## EXERCISE TASK
Can you write out all the lines word for word, with no pictures?

• • •

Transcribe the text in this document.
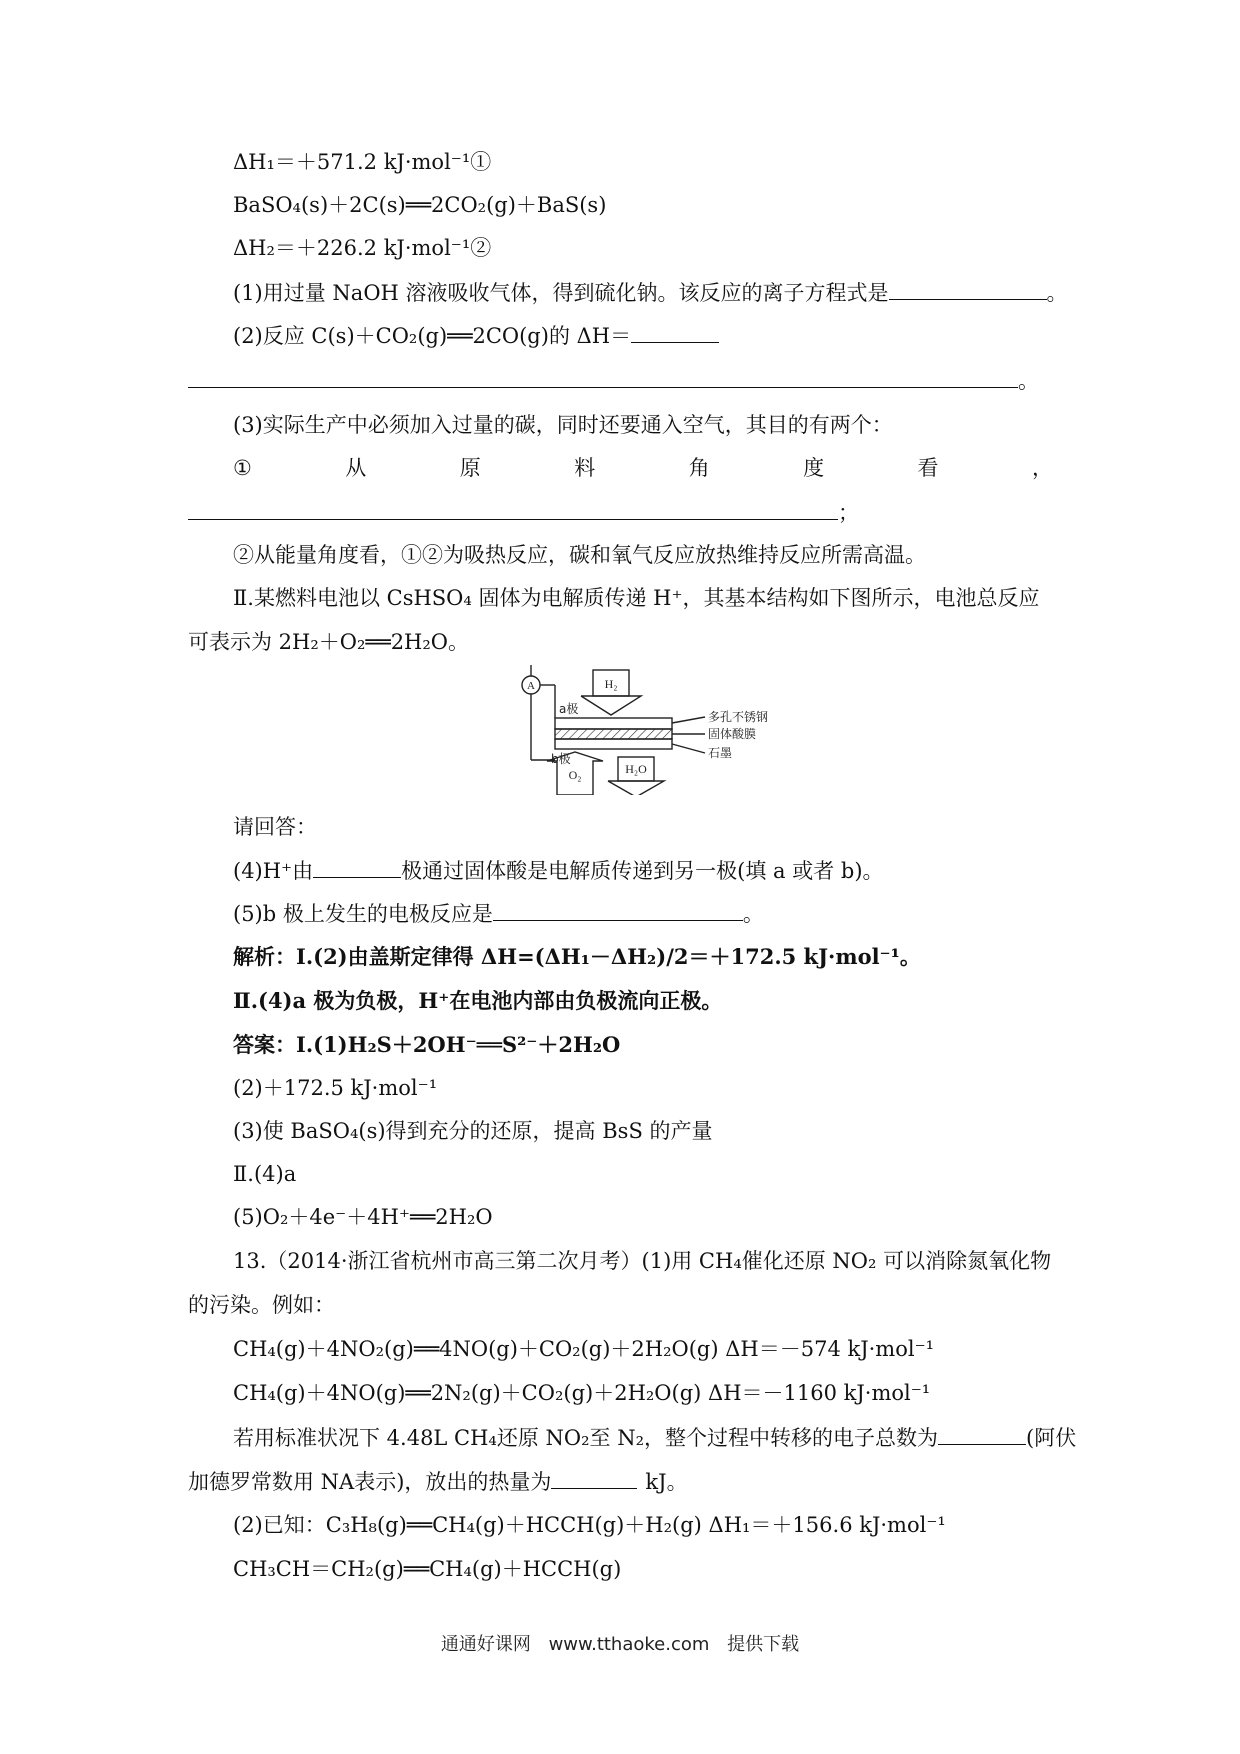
ΔH₁＝＋571.2 kJ·mol⁻¹①
BaSO₄(s)＋2C(s)══2CO₂(g)＋BaS(s)
ΔH₂＝＋226.2 kJ·mol⁻¹②
(1)用过量 NaOH 溶液吸收气体，得到硫化钠。该反应的离子方程式是	。
(2)反应 C(s)＋CO₂(g)══2CO(g)的 ΔH＝
。
(3)实际生产中必须加入过量的碳，同时还要通入空气，其目的有两个：
①	从	原	料	角	度	看	，
；
②从能量角度看，①②为吸热反应，碳和氧气反应放热维持反应所需高温。
Ⅱ.某燃料电池以 CsHSO₄ 固体为电解质传递 H⁺，其基本结构如下图所示，电池总反应
可表示为 2H₂＋O₂══2H₂O。
A	H₂
a极
b极
O₂	H₂O
多孔不锈钢
固体酸膜
石墨
请回答：
(4)H⁺由	极通过固体酸是电解质传递到另一极(填 a 或者 b)。
(5)b 极上发生的电极反应是	。
解析：Ⅰ.(2)由盖斯定律得 ΔH=(ΔH₁－ΔH₂)/2＝＋172.5 kJ·mol⁻¹。
Ⅱ.(4)a 极为负极，H⁺在电池内部由负极流向正极。
答案：Ⅰ.(1)H₂S＋2OH⁻══S²⁻＋2H₂O
(2)＋172.5 kJ·mol⁻¹
(3)使 BaSO₄(s)得到充分的还原，提高 BsS 的产量
Ⅱ.(4)a
(5)O₂＋4e⁻＋4H⁺══2H₂O
13.（2014·浙江省杭州市高三第二次月考）(1)用 CH₄催化还原 NO₂ 可以消除氮氧化物
的污染。例如：
CH₄(g)＋4NO₂(g)══4NO(g)＋CO₂(g)＋2H₂O(g) ΔH＝－574 kJ·mol⁻¹
CH₄(g)＋4NO(g)══2N₂(g)＋CO₂(g)＋2H₂O(g) ΔH＝－1160 kJ·mol⁻¹
若用标准状况下 4.48L CH₄还原 NO₂至 N₂，整个过程中转移的电子总数为	(阿伏
加德罗常数用 NA表示)，放出的热量为	kJ。
(2)已知：C₃H₈(g)══CH₄(g)＋HCCH(g)＋H₂(g) ΔH₁＝＋156.6 kJ·mol⁻¹
CH₃CH＝CH₂(g)══CH₄(g)＋HCCH(g)
通通好课网 www.tthaoke.com 提供下载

• • •

## FULL ANSWER
Transcribe the text in this document.
ΔH₁＝＋571.2 kJ·mol⁻¹①
BaSO₄(s)＋2C(s)══2CO₂(g)＋BaS(s)
ΔH₂＝＋226.2 kJ·mol⁻¹②
(1)用过量 NaOH 溶液吸收气体，得到硫化钠。该反应的离子方程式是	。
(2)反应 C(s)＋CO₂(g)══2CO(g)的 ΔH＝
。
(3)实际生产中必须加入过量的碳，同时还要通入空气，其目的有两个：
①	从	原	料	角	度	看	，
；
②从能量角度看，①②为吸热反应，碳和氧气反应放热维持反应所需高温。
Ⅱ.某燃料电池以 CsHSO₄ 固体为电解质传递 H⁺，其基本结构如下图所示，电池总反应
可表示为 2H₂＋O₂══2H₂O。
A	H₂
a极
b极
O₂	H₂O
多孔不锈钢
固体酸膜
石墨
请回答：
(4)H⁺由	极通过固体酸是电解质传递到另一极(填 a 或者 b)。
(5)b 极上发生的电极反应是	。
解析：Ⅰ.(2)由盖斯定律得 ΔH=(ΔH₁－ΔH₂)/2＝＋172.5 kJ·mol⁻¹。
Ⅱ.(4)a 极为负极，H⁺在电池内部由负极流向正极。
答案：Ⅰ.(1)H₂S＋2OH⁻══S²⁻＋2H₂O
(2)＋172.5 kJ·mol⁻¹
(3)使 BaSO₄(s)得到充分的还原，提高 BsS 的产量
Ⅱ.(4)a
(5)O₂＋4e⁻＋4H⁺══2H₂O
13.（2014·浙江省杭州市高三第二次月考）(1)用 CH₄催化还原 NO₂ 可以消除氮氧化物
的污染。例如：
CH₄(g)＋4NO₂(g)══4NO(g)＋CO₂(g)＋2H₂O(g) ΔH＝－574 kJ·mol⁻¹
CH₄(g)＋4NO(g)══2N₂(g)＋CO₂(g)＋2H₂O(g) ΔH＝－1160 kJ·mol⁻¹
若用标准状况下 4.48L CH₄还原 NO₂至 N₂，整个过程中转移的电子总数为	(阿伏
加德罗常数用 NA表示)，放出的热量为	kJ。
(2)已知：C₃H₈(g)══CH₄(g)＋HCCH(g)＋H₂(g) ΔH₁＝＋156.6 kJ·mol⁻¹
CH₃CH＝CH₂(g)══CH₄(g)＋HCCH(g)
通通好课网 www.tthaoke.com 提供下载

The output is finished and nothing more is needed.